_Objective_
Check each line of the entries below for the string "提供完整之信息"; copy every line where it appears.
▼
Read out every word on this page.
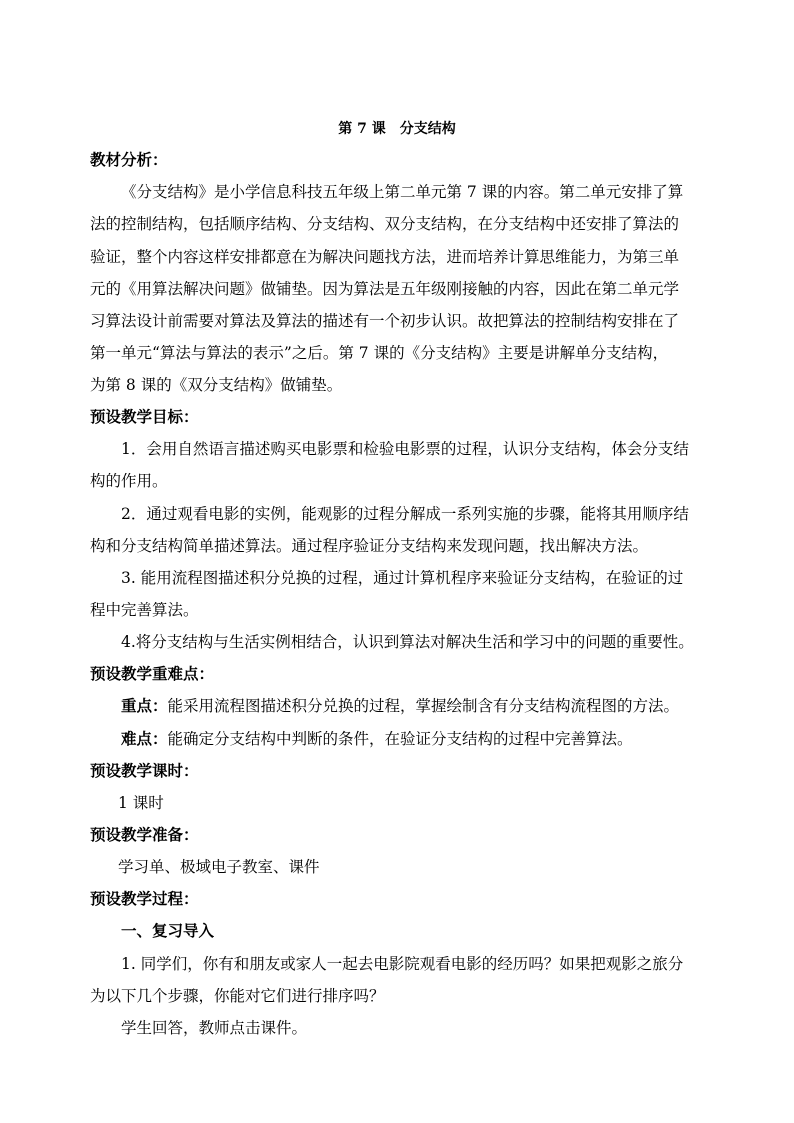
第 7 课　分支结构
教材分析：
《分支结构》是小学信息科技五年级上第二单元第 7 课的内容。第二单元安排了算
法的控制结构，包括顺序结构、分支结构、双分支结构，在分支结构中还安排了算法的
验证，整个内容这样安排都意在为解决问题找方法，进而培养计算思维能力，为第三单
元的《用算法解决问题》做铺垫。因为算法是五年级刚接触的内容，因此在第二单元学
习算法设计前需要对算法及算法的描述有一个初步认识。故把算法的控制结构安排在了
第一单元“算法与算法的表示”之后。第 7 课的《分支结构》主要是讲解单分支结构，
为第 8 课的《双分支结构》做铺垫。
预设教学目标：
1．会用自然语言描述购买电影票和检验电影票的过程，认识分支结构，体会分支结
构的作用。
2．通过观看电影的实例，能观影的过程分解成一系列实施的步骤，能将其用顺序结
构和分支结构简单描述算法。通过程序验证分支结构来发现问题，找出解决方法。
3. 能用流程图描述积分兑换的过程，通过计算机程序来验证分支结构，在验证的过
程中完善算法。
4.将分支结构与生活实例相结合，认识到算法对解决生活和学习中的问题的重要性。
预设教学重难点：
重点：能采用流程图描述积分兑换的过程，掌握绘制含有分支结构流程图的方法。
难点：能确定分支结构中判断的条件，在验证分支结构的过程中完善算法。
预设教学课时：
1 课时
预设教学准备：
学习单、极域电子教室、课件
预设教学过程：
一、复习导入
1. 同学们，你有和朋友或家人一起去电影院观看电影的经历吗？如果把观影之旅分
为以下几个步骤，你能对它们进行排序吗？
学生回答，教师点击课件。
▲
▼
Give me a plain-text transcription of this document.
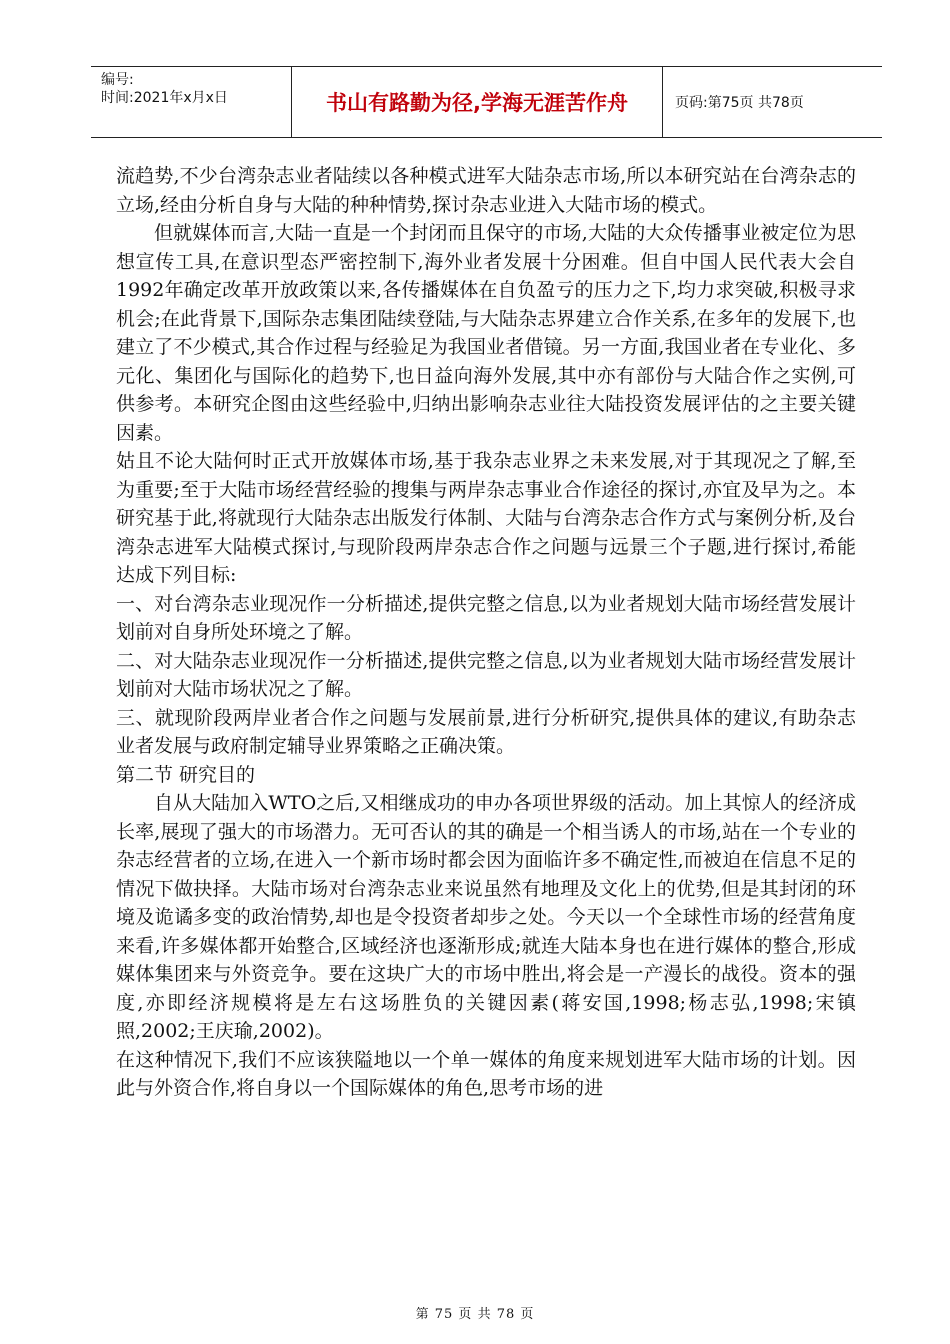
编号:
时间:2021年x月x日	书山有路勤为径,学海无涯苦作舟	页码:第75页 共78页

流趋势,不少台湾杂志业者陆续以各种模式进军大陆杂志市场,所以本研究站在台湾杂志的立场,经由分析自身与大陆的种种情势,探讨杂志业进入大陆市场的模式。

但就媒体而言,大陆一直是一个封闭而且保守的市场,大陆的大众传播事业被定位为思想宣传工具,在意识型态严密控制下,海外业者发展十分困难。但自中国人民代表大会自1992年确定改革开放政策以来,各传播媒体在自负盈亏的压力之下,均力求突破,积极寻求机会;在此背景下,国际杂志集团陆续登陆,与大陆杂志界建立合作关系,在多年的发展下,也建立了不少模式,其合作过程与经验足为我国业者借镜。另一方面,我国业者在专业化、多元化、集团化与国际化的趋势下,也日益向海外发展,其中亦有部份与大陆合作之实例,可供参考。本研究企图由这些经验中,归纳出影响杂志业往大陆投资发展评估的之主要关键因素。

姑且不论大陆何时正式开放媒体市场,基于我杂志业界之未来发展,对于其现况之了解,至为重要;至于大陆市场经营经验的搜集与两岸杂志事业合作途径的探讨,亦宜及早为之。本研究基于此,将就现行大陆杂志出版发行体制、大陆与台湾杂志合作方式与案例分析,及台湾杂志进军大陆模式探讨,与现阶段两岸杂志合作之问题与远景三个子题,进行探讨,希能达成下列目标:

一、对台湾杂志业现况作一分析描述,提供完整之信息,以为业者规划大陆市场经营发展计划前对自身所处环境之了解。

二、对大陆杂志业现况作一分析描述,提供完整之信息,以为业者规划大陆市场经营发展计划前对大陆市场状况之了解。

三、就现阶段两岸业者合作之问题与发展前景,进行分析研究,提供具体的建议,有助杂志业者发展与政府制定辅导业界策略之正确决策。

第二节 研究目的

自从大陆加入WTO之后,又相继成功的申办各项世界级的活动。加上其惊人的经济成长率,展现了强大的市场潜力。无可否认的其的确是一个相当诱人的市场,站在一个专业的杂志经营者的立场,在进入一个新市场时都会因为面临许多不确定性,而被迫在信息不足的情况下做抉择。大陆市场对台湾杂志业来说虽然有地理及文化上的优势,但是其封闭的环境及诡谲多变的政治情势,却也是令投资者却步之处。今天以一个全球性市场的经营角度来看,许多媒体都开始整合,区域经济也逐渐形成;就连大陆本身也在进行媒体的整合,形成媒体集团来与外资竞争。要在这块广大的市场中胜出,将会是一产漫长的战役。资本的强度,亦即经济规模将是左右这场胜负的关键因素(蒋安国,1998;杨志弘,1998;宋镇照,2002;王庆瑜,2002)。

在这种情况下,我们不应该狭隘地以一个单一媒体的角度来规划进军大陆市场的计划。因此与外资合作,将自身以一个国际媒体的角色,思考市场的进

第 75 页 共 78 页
▲
_Correct answer_
一、对台湾杂志业现况作一分析描述,提供完整之信息,以为业者规划大陆市场经营发展计划前对自身所处环境之了解。
二、对大陆杂志业现况作一分析描述,提供完整之信息,以为业者规划大陆市场经营发展计划前对大陆市场状况之了解。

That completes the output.